Guided underwater object

Abstract:

A guided underwater object (GUO) (100) comprises steering means, an on-board guidance system (200) for controlling the steering means, and a hydrophone unit or units (104A, 104B, 104C, 104D, 104E, 104F, 104G, 104H) arranged to pass signals induced therein by an acoustic guiding beam to the on-board guidance system to effect directional control of the self-propelled underwater object. The GUO is guided by a remote guidance system characterised by a plurality of transmitter arrays (402A, 402B, 402C, 402D; 412A, 412B, 412C, 412D; 422P, 422Q, 422R) arranged to transmit a plurality of contiguous acoustic beams (302A, 302B, 302C, 302D) each having a different frequency or frequency chirp (or other acoustic signal coding) and enclosing a guidance corridor of lower sound level (null) (304) extending approximately in the direction of propagation of the acoustic beams and defining a flight path of the object. The GUO requires no on-board search sensors, no communications link with the guidance system and is of low cost.

> **Input for this task**:
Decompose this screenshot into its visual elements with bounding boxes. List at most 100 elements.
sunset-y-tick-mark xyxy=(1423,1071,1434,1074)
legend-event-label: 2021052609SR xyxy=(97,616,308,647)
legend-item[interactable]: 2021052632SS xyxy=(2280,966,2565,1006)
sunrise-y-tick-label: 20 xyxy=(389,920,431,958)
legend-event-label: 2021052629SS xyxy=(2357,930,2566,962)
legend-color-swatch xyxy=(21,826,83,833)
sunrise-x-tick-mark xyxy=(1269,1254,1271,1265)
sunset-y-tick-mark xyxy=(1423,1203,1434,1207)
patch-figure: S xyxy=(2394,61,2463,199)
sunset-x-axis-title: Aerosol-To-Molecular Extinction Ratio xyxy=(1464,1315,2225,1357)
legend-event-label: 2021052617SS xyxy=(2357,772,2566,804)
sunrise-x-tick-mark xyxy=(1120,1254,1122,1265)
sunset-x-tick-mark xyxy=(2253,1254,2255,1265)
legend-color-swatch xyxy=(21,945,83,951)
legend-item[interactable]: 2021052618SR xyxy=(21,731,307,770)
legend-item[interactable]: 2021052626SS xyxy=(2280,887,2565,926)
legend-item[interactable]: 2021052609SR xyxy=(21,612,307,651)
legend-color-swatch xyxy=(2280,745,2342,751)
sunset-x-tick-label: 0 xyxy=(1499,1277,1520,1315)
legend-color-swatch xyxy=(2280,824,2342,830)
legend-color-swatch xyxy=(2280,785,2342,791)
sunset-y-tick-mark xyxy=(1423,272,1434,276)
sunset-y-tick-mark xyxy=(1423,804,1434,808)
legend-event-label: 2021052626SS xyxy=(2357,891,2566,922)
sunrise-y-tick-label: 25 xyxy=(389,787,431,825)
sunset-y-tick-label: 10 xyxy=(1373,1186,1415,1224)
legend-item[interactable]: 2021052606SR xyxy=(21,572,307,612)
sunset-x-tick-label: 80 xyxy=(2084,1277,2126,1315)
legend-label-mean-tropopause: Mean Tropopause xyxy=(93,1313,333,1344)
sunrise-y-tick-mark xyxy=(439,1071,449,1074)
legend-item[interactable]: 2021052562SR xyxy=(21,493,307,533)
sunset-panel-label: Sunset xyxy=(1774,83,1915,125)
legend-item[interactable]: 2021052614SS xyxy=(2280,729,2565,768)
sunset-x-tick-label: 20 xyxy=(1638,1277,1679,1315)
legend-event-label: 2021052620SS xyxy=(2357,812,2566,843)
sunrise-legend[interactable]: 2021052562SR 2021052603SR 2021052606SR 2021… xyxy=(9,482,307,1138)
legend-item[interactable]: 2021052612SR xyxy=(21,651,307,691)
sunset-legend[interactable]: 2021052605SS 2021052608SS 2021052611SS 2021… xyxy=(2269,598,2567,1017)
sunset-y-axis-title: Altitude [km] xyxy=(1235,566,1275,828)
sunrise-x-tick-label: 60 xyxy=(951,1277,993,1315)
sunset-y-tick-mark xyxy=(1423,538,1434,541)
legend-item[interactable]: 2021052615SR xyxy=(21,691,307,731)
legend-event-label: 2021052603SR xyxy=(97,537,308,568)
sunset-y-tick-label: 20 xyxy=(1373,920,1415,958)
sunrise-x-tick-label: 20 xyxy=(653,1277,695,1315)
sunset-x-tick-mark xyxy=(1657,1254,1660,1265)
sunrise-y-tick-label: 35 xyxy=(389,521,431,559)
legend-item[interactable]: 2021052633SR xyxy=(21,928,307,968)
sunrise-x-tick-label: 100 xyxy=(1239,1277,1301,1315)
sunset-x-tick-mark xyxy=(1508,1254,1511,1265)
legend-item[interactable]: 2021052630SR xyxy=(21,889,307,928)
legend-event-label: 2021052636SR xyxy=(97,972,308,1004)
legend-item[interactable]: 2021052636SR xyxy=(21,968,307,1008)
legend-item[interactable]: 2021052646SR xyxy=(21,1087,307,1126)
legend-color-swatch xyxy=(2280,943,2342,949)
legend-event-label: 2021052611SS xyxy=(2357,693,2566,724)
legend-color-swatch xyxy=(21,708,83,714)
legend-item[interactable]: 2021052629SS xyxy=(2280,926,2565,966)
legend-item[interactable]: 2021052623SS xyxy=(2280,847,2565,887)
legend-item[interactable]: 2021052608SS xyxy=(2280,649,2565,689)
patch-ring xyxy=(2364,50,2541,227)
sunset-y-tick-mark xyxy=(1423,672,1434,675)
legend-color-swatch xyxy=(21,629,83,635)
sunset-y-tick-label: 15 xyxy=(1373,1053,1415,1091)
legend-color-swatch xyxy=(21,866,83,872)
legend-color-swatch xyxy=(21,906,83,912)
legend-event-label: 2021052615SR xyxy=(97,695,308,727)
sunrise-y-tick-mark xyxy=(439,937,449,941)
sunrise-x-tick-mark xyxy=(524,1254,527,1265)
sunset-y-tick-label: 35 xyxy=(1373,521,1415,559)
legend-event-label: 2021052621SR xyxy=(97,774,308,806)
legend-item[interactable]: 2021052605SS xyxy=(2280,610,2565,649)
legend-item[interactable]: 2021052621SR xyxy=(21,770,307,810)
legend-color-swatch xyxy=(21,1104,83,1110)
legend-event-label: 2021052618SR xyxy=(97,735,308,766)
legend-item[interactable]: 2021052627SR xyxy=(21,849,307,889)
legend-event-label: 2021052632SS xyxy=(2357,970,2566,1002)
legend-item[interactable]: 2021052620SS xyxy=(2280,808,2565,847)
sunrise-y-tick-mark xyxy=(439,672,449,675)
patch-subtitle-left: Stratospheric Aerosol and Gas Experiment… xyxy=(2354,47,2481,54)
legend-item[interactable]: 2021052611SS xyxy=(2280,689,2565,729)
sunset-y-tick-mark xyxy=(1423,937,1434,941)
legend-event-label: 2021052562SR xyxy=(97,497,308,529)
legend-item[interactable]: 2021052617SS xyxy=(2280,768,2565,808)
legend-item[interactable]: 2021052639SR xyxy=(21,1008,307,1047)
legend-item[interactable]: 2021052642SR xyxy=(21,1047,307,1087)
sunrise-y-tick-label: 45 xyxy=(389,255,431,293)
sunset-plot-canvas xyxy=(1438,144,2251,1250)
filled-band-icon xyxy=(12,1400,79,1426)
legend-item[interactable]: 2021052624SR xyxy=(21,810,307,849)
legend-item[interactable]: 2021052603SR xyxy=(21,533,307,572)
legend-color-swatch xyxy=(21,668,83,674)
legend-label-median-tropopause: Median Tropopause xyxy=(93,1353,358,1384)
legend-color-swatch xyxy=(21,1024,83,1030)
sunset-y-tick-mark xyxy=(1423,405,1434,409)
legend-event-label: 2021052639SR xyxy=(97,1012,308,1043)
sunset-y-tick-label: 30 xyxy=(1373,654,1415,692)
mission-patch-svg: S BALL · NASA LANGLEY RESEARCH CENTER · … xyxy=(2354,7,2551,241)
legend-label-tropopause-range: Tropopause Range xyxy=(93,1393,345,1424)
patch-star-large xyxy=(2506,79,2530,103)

> **Short exercise A**: Say whether each statement agrees with the abstract, answering yes or no and quoting the words that decide it: (i) The GUO needs a communications link with the guidance system. (ii) Each acoustic beam has a different frequency or frequency chirp. (iii) The guidance corridor has a higher sound level than the beams.
> **Short exercise B**: Please copy the records starting at their first line and ending at the line that contains "patch-figure: S xyxy=(2394,61,2463,199)".
The abstract and the records are unrelated material.

> **Expected output A**:
(i) No: "no communications link with the guidance system"
(ii) Yes: "each having a different frequency or frequency chirp"
(iii) No: "enclosing a guidance corridor of lower sound level (null)"

> **Expected output B**:
Decompose this screenshot into its visual elements with bounding boxes. List at most 100 elements.
sunset-y-tick-mark xyxy=(1423,1071,1434,1074)
legend-event-label: 2021052609SR xyxy=(97,616,308,647)
legend-item[interactable]: 2021052632SS xyxy=(2280,966,2565,1006)
sunrise-y-tick-label: 20 xyxy=(389,920,431,958)
legend-event-label: 2021052629SS xyxy=(2357,930,2566,962)
legend-color-swatch xyxy=(21,826,83,833)
sunrise-x-tick-mark xyxy=(1269,1254,1271,1265)
sunset-y-tick-mark xyxy=(1423,1203,1434,1207)
patch-figure: S xyxy=(2394,61,2463,199)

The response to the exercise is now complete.